==== DATASET RECORDS ====

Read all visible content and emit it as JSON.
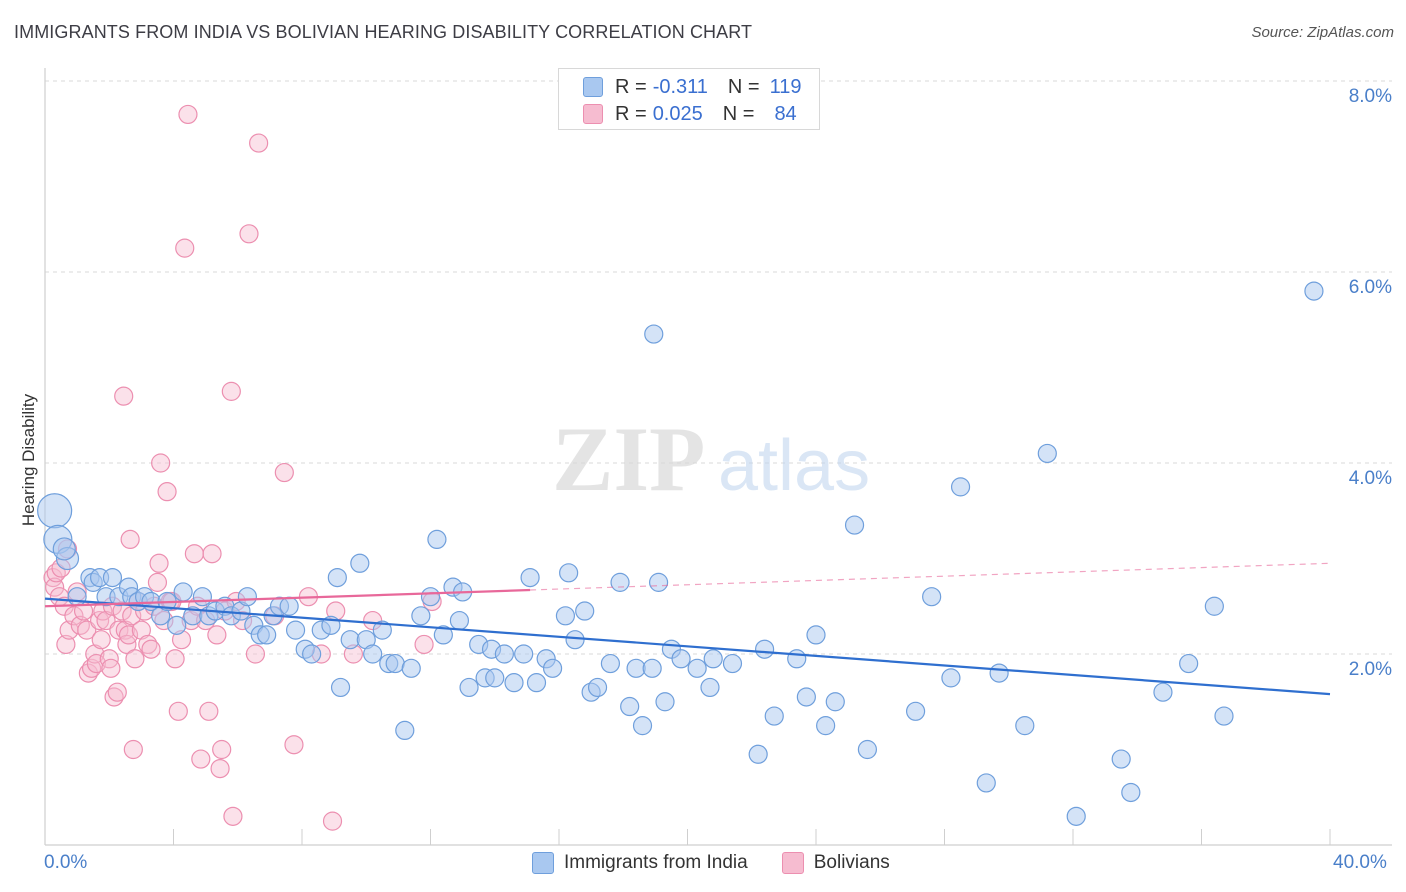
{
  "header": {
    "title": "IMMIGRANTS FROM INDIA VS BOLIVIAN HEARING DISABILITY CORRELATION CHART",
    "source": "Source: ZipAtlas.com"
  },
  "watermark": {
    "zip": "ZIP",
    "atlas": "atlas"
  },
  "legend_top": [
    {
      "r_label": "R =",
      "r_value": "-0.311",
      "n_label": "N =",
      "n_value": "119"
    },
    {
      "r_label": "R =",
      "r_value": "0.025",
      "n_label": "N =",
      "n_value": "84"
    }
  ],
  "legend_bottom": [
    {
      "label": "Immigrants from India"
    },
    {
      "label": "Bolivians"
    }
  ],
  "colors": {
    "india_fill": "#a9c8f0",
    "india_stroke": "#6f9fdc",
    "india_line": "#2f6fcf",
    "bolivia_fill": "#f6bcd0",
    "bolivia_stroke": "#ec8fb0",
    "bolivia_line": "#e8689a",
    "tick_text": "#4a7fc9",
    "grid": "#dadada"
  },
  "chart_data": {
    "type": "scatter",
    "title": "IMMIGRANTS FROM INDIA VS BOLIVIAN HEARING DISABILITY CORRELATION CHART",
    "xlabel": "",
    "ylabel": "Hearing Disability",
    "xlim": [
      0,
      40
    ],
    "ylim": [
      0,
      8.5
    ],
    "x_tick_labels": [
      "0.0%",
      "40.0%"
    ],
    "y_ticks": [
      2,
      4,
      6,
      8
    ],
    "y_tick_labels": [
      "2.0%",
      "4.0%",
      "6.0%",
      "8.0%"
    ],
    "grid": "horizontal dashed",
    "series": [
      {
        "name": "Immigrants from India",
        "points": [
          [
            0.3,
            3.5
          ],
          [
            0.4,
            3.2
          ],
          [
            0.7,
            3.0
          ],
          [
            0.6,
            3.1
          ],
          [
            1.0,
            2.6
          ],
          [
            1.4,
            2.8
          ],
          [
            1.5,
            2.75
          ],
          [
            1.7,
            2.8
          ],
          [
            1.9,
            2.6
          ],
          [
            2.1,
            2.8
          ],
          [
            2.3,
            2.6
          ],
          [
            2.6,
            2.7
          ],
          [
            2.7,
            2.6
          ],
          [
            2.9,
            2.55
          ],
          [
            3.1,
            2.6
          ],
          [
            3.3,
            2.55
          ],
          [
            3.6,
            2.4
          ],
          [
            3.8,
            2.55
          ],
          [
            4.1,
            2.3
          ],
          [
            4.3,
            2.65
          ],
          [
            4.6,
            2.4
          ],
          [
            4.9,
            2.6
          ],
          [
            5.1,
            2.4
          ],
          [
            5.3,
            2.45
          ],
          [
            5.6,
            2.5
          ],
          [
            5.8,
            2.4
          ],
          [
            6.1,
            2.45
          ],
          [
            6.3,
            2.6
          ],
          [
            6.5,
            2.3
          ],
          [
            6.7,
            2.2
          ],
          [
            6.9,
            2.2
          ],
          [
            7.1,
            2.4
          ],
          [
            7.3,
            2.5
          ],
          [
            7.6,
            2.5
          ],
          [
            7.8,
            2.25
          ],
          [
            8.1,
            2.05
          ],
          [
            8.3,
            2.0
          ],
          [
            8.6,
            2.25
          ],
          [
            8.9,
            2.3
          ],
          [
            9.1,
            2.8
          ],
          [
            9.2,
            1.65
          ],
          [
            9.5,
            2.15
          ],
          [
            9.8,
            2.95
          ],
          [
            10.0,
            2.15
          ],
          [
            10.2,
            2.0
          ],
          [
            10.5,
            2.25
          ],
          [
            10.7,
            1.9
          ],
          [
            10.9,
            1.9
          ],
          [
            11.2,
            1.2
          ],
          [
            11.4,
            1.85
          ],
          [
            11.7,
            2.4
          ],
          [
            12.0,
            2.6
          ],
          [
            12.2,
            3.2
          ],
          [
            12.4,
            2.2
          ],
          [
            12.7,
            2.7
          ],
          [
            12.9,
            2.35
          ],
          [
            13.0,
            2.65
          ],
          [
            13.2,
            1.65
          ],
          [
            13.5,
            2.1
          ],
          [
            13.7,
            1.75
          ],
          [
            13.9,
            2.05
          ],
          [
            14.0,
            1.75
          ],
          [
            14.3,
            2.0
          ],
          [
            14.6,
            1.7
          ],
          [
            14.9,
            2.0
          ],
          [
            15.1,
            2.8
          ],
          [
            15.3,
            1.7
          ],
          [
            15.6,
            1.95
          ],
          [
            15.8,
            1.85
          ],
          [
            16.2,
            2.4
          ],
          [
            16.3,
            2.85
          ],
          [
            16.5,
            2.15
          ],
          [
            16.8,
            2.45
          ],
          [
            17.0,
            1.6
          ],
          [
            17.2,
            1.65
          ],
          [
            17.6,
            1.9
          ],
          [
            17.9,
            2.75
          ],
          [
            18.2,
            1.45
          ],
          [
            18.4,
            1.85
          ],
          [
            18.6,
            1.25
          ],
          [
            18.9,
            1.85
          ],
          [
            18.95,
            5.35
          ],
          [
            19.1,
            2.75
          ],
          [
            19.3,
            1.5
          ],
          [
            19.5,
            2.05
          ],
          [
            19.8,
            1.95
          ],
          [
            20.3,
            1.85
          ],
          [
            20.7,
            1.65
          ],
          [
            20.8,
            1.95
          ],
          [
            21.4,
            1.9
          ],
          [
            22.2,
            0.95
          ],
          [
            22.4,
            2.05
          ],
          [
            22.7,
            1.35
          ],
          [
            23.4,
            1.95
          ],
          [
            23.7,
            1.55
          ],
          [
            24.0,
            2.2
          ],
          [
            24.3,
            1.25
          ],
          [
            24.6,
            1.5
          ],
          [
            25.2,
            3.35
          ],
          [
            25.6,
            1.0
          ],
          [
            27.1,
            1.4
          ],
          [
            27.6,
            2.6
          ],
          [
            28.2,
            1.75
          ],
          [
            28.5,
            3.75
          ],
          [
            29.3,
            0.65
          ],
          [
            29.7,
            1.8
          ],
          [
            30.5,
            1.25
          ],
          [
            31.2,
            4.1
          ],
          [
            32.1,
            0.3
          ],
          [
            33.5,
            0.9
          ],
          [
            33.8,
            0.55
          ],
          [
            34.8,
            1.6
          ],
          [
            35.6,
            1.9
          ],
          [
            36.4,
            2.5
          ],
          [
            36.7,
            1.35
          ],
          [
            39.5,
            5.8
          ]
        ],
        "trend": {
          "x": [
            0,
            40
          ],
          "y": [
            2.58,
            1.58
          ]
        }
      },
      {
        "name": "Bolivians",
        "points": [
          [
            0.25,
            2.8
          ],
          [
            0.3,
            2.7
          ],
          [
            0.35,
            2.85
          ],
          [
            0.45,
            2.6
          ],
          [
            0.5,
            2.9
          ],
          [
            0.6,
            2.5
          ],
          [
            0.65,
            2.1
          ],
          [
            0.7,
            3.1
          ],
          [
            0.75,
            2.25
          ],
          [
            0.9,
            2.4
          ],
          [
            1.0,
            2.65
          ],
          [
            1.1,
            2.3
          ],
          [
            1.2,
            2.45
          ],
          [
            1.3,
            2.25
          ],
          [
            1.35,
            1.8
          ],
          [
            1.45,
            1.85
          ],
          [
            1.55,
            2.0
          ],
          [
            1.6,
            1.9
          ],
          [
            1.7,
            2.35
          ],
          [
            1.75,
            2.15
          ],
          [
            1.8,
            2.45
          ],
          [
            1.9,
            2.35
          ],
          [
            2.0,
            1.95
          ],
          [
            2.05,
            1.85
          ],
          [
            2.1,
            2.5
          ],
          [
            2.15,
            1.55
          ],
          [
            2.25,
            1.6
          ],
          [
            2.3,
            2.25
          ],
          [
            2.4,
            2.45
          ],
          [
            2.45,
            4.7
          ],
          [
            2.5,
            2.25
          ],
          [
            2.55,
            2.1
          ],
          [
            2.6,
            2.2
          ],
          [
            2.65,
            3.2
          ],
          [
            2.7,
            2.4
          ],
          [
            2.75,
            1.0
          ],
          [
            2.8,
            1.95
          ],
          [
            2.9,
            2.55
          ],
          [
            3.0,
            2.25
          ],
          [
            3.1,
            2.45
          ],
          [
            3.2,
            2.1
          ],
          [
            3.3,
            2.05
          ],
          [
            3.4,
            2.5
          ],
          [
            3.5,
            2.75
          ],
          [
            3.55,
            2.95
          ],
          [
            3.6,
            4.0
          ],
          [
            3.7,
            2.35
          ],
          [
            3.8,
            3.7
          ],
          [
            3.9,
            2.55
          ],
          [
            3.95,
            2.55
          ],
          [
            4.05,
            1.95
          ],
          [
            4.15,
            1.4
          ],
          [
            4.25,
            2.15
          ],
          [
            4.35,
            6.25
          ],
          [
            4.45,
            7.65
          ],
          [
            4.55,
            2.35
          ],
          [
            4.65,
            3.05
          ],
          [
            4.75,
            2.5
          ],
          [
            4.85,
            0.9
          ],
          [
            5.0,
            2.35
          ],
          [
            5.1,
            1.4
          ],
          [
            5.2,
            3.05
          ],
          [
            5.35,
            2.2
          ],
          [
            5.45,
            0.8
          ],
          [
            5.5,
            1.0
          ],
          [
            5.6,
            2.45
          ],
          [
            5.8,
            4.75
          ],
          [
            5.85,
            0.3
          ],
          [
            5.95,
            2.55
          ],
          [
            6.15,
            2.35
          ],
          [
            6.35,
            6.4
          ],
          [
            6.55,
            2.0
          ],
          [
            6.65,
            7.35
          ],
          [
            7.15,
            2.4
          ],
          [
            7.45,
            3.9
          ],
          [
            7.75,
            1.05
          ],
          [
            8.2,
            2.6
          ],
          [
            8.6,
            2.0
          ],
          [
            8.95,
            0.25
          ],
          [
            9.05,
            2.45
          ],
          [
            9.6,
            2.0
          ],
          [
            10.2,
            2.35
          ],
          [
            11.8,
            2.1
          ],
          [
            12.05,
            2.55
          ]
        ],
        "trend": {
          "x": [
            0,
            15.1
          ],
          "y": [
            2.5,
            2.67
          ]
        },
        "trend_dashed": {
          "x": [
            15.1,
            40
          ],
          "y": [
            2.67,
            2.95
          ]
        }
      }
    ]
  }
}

====

_EXERCISE_: Determine how many lines in the records contain "grid", and reply with the number only.

_SOLUTION BELOW_: 2